───── Texte support

D’où le conflit avec Sartre et la complicité avec Malraux. Pour saisir ce choix il convient de ne pas oublier que de Gaulle est lui-même un écrivain reconnu, auteur d’une œuvre dense et profonde ( je renvoie mon lecteur à ma chronique de Au fil de l’épée). Il a compris, de par sa formation aux humanités classiques, que l’écrivain dévoile beaucoup plus du sujet qu’il traite que le meilleur des essais. Dans le choix fait par Julliard – tout à fait judicieux – nous avons affaire à des écrivains-penseurs, souvent engagés dans la lutte contre la bien-pensance de leur temps. La limite avec l’intellectuel est parfois très floue. Mais il reste le style !

Bernanos pour commencer. C’est d’emblée poser la question de l’antisémitisme et du maurrassisme. Ce n’est pas le cadre ici de revenir sur ce que fut l’antisémitisme « classique » de la droite française. Signalons seulement que, s’il est condamnable sans coup férir, il n’a rien à voir avec l’antisémitisme nazi ou russe, mortifère. C’est un antisémitisme culturel, sans nul doute influencé par l’antijudaïsme catholique. Ce que Bernanos reproche aux Juifs, c’est de ne pas être assez Français, mais d’être souvent d’abord juifs. De Gaulle n’a jamais été antisémite et ce n’est pas cela qui l’a attiré chez Bernanos. Fut-il maurrassien ? Nommément non. Mais on sait que Maurras exerça une influence bien au-delà de l’Action Française et que Mitterrand n’y fut pas insensible. Le point commun à Bernanos, Maurras et de Gaulle est l’amour passionné pour la France. Mais là où Maurras veut une France expurgé de ses étrangers et de ses juifs, Bernanos et de Gaulle veulent une France digne et aimée de tous ceux qui y vivent, quelle que soit leur origine. Ce qui a sans nul doute conquis le Général chez Bernanos est ce combat permanent contre la bêtise, la lâcheté et la petitesse. Ils avaient en commun cette exigence morale qui arme tous les romans de Bernanos et qui a porté tous les combats de De Gaulle. Mais, au-delà de cela se trouvait l’exigence spirituelle, celle de ne pas succomber à un matérialisme abêtissant, celle de cultiver la foi et la justice. Bernanos fut une influence dans le combat moral et spirituel.

──────────
───── Données extraites

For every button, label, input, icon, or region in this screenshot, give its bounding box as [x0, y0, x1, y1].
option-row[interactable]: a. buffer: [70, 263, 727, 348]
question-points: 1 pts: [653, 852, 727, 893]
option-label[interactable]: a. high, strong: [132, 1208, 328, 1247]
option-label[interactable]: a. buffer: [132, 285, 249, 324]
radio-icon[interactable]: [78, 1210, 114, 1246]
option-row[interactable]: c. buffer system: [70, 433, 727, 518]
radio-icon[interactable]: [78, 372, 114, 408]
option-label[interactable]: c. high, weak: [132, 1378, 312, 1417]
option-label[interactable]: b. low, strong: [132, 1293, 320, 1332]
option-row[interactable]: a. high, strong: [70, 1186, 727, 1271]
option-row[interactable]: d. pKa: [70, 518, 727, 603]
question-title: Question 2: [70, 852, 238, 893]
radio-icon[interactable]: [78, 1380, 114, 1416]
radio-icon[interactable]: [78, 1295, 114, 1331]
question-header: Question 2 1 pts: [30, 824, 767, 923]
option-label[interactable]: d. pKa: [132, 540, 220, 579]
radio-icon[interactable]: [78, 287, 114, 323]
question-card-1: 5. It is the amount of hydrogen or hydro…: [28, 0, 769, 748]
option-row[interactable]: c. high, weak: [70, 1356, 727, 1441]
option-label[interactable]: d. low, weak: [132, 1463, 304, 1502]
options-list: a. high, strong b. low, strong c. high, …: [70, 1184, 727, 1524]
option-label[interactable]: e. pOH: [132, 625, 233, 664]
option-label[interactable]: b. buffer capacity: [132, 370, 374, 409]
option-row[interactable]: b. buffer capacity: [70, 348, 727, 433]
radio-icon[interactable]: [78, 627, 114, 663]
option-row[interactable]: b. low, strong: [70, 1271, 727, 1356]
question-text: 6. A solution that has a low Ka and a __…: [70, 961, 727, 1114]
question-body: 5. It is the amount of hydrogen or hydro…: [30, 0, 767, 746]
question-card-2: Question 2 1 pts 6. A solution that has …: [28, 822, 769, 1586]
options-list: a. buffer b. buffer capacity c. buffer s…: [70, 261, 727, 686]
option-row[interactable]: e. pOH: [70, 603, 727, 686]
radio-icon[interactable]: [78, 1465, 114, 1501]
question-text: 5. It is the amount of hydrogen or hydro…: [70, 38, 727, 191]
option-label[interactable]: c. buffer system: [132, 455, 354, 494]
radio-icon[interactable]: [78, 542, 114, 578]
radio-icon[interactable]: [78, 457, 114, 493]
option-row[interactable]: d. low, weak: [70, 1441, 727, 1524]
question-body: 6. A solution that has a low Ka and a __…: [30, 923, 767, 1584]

──────────

Consigne 1: Recopiez tout le texte sur de Gaulle et Bernanos, de « D’où le conflit » jusqu'à « reste le style ! ».
Consigne 2: Dites si chacune des affirmations suivantes est conforme au texte sur de Gaulle et Bernanos en répondant par oui ou par non, et citez les mots du texte qui permettent de trancher. (a) De Gaulle a été antisémite. (b) Bernanos, Maurras et de Gaulle partagent l'amour passionné pour la France. (c) De Gaulle est lui-même un écrivain reconnu.

Corrigé rédigé 1:
D’où le conflit avec Sartre et la complicité avec Malraux. Pour saisir ce choix il convient de ne pas oublier que de Gaulle est lui-même un écrivain reconnu, auteur d’une œuvre dense et profonde ( je renvoie mon lecteur à ma chronique de Au fil de l’épée). Il a compris, de par sa formation aux humanités classiques, que l’écrivain dévoile beaucoup plus du sujet qu’il traite que le meilleur des essais. Dans le choix fait par Julliard – tout à fait judicieux – nous avons affaire à des écrivains-penseurs, souvent engagés dans la lutte contre la bien-pensance de leur temps. La limite avec l’intellectuel est parfois très floue. Mais il reste le style !

Corrigé rédigé 2:
(a) Non : « De Gaulle n’a jamais été antisémite ».
(b) Oui : « Le point commun à Bernanos, Maurras et de Gaulle est l’amour passionné pour la France ».
(c) Oui : « de Gaulle est lui-même un écrivain reconnu ».